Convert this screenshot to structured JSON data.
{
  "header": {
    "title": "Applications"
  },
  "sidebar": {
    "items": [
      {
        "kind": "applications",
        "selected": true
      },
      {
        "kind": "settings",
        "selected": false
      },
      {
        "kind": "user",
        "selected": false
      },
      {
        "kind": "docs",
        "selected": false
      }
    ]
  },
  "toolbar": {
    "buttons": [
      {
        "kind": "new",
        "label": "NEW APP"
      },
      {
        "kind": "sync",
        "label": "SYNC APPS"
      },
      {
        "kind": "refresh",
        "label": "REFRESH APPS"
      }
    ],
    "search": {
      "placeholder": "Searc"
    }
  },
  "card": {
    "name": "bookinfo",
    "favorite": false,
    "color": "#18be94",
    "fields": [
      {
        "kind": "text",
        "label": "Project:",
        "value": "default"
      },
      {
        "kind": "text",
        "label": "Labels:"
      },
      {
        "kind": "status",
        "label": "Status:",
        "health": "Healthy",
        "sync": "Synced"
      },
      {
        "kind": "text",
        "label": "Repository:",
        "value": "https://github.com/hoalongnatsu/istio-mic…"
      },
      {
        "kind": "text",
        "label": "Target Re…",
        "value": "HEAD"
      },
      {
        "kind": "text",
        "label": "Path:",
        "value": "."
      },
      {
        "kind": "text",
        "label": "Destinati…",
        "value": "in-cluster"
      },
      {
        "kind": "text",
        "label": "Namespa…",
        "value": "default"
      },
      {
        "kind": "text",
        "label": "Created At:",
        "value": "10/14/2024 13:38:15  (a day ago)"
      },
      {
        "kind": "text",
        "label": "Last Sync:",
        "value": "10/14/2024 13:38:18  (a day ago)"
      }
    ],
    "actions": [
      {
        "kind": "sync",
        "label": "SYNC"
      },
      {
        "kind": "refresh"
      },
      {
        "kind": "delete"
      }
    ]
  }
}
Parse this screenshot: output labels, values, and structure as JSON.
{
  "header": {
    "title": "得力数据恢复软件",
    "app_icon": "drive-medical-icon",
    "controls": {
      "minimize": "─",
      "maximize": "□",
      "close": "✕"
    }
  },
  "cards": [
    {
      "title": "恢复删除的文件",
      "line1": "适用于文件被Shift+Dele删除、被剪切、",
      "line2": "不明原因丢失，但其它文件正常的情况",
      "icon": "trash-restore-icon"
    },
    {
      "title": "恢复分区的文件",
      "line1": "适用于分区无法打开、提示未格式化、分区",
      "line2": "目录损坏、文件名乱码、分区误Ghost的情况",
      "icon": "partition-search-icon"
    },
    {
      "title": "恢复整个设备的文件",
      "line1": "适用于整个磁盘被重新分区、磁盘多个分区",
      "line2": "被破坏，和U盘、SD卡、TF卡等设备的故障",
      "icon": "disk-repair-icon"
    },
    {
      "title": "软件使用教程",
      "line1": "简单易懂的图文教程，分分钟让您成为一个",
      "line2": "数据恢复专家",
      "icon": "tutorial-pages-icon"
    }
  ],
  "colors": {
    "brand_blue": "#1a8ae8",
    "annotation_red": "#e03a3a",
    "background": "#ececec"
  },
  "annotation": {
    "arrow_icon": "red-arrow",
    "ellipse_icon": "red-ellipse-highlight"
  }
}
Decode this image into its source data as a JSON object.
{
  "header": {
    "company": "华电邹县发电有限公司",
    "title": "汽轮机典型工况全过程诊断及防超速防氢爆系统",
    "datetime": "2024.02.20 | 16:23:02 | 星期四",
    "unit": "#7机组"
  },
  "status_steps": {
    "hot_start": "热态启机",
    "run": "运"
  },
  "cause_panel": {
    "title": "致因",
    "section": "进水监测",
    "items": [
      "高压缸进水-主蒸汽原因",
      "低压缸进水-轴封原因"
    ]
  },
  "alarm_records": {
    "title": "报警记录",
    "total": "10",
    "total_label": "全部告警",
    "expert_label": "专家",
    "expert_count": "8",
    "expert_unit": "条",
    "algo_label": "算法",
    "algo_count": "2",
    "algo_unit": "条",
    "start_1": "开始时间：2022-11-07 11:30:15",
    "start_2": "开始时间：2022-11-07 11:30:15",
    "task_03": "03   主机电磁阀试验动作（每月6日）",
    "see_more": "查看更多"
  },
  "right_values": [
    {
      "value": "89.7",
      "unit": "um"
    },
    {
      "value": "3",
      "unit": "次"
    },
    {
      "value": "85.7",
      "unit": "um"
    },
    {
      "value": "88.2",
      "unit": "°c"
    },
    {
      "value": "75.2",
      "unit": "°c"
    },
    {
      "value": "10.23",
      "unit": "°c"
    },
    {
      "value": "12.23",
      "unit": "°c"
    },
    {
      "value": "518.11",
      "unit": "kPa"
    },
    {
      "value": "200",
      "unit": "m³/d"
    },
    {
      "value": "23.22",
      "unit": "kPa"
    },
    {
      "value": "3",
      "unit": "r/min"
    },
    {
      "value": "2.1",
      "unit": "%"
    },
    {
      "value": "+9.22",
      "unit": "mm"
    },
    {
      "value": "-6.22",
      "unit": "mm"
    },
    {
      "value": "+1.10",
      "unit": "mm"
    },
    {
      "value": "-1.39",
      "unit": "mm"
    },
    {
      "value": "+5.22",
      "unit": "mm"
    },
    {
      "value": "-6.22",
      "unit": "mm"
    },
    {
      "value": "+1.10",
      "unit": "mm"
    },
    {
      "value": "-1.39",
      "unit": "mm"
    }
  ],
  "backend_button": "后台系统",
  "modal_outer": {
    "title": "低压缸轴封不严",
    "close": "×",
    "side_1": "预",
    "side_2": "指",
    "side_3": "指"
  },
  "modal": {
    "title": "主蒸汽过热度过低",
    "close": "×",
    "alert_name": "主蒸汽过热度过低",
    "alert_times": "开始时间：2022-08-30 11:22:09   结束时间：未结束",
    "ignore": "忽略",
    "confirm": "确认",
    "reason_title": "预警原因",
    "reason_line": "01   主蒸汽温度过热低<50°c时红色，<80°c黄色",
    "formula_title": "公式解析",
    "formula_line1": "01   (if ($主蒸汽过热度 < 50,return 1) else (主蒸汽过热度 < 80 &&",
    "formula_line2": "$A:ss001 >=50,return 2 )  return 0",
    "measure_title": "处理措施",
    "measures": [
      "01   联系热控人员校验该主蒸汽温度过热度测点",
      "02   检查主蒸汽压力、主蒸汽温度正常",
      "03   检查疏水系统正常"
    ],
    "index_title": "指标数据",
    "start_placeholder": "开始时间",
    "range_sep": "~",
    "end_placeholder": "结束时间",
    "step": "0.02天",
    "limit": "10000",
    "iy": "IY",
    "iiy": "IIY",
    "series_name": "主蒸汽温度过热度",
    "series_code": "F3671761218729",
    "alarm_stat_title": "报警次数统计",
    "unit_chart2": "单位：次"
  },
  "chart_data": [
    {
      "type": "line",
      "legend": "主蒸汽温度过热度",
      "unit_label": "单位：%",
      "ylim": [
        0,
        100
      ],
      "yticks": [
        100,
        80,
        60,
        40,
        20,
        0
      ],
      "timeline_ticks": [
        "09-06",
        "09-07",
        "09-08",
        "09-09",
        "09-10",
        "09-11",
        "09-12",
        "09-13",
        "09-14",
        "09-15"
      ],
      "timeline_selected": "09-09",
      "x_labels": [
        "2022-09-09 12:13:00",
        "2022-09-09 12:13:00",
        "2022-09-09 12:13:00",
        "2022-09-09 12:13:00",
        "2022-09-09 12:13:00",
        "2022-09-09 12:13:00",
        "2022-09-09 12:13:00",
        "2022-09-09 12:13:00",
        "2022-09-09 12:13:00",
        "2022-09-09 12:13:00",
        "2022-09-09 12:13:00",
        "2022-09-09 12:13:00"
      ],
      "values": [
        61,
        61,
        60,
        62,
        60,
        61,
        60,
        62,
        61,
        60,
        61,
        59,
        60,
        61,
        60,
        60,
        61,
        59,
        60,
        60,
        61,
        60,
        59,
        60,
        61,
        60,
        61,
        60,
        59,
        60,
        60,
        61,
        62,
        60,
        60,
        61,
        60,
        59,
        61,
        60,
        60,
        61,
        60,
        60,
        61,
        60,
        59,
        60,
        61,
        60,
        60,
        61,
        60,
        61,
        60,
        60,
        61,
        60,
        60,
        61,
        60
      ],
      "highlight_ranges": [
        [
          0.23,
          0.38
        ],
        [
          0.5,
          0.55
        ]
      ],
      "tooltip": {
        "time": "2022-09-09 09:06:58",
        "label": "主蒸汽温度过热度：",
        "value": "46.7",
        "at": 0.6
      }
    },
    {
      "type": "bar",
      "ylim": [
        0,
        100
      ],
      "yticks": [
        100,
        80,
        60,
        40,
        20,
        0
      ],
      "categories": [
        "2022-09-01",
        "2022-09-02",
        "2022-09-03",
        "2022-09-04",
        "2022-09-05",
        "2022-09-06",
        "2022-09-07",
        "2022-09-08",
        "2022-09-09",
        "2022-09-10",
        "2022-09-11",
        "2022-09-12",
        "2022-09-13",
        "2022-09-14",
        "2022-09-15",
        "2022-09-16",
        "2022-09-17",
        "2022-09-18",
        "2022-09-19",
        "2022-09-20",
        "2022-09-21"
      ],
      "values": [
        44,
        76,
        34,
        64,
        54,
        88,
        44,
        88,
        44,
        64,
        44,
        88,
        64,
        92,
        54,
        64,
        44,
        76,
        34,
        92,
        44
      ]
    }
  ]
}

-*-

Isolate the lines that hold the word "JSON" and copy all of them.

## [RESPONSE TO THIS TASK]
Convert this screenshot to structured JSON data.
Parse this screenshot: output labels, values, and structure as JSON.
Decode this image into its source data as a JSON object.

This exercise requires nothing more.